## Material
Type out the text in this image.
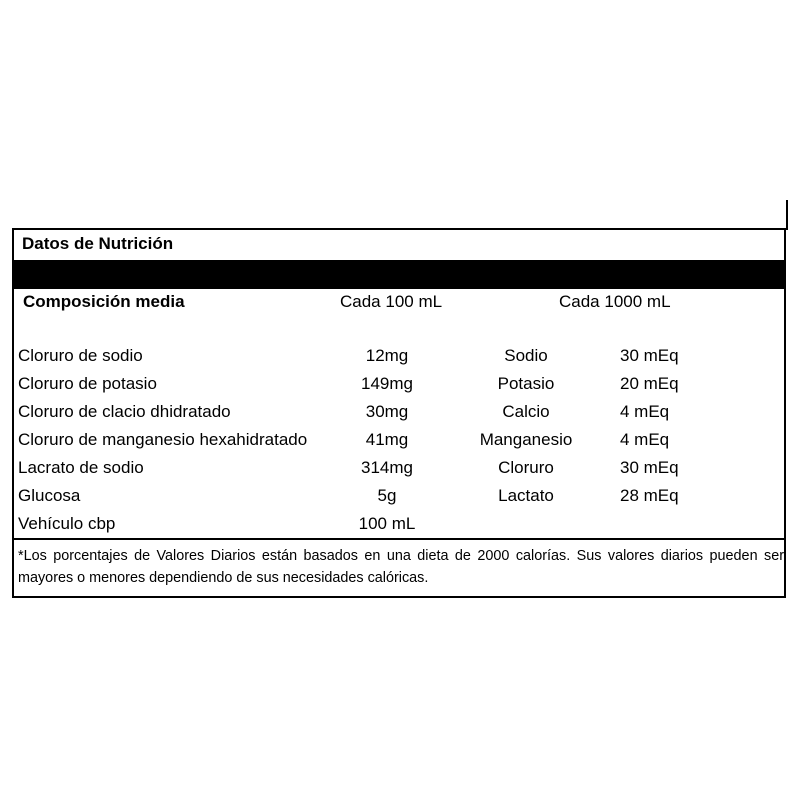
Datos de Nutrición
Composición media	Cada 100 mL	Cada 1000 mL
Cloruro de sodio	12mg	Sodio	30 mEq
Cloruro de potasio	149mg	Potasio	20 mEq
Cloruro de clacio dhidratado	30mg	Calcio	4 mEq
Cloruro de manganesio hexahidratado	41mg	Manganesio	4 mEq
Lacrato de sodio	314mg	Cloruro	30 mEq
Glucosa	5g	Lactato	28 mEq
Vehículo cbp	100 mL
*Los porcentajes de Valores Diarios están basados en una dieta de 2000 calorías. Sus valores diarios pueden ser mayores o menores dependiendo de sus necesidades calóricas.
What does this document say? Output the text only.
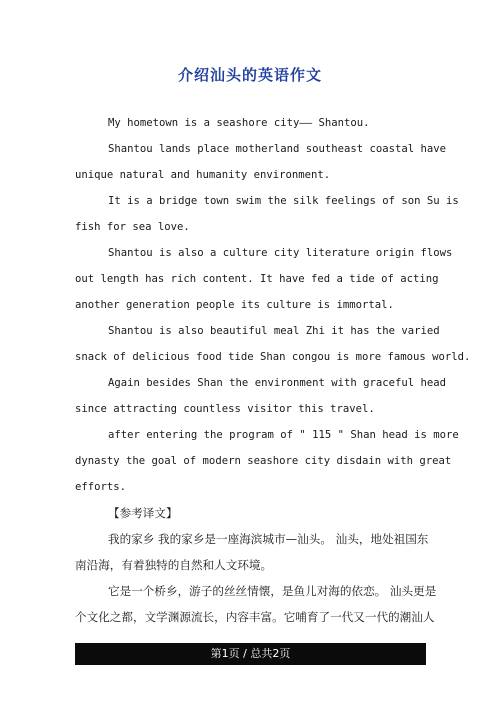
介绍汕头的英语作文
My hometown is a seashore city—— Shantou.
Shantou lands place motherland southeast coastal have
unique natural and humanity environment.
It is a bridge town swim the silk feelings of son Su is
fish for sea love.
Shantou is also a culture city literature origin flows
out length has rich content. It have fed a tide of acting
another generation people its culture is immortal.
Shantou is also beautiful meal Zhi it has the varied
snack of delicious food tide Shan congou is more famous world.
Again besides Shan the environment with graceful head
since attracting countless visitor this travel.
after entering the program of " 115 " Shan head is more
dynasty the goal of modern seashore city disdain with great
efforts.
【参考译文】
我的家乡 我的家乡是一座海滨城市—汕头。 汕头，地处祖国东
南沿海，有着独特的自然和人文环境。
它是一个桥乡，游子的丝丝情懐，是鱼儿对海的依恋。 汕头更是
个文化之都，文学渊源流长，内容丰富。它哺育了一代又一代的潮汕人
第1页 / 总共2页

## Set task
Copy out all the data without changing anything, and drop the pictures.

## Solved problem
Type out the text in this image.
Datos de Nutrición
Composición media	Cada 100 mL	Cada 1000 mL
Cloruro de sodio	12mg	Sodio	30 mEq
Cloruro de potasio	149mg	Potasio	20 mEq
Cloruro de clacio dhidratado	30mg	Calcio	4 mEq
Cloruro de manganesio hexahidratado	41mg	Manganesio	4 mEq
Lacrato de sodio	314mg	Cloruro	30 mEq
Glucosa	5g	Lactato	28 mEq
Vehículo cbp	100 mL
*Los porcentajes de Valores Diarios están basados en una dieta de 2000 calorías. Sus valores diarios pueden ser mayores o menores dependiendo de sus necesidades calóricas.
What does this document say? Output the text only.
介绍汕头的英语作文
My hometown is a seashore city—— Shantou.
Shantou lands place motherland southeast coastal have
unique natural and humanity environment.
It is a bridge town swim the silk feelings of son Su is
fish for sea love.
Shantou is also a culture city literature origin flows
out length has rich content. It have fed a tide of acting
another generation people its culture is immortal.
Shantou is also beautiful meal Zhi it has the varied
snack of delicious food tide Shan congou is more famous world.
Again besides Shan the environment with graceful head
since attracting countless visitor this travel.
after entering the program of " 115 " Shan head is more
dynasty the goal of modern seashore city disdain with great
efforts.
【参考译文】
我的家乡 我的家乡是一座海滨城市—汕头。 汕头，地处祖国东
南沿海，有着独特的自然和人文环境。
它是一个桥乡，游子的丝丝情懐，是鱼儿对海的依恋。 汕头更是
个文化之都，文学渊源流长，内容丰富。它哺育了一代又一代的潮汕人
第1页 / 总共2页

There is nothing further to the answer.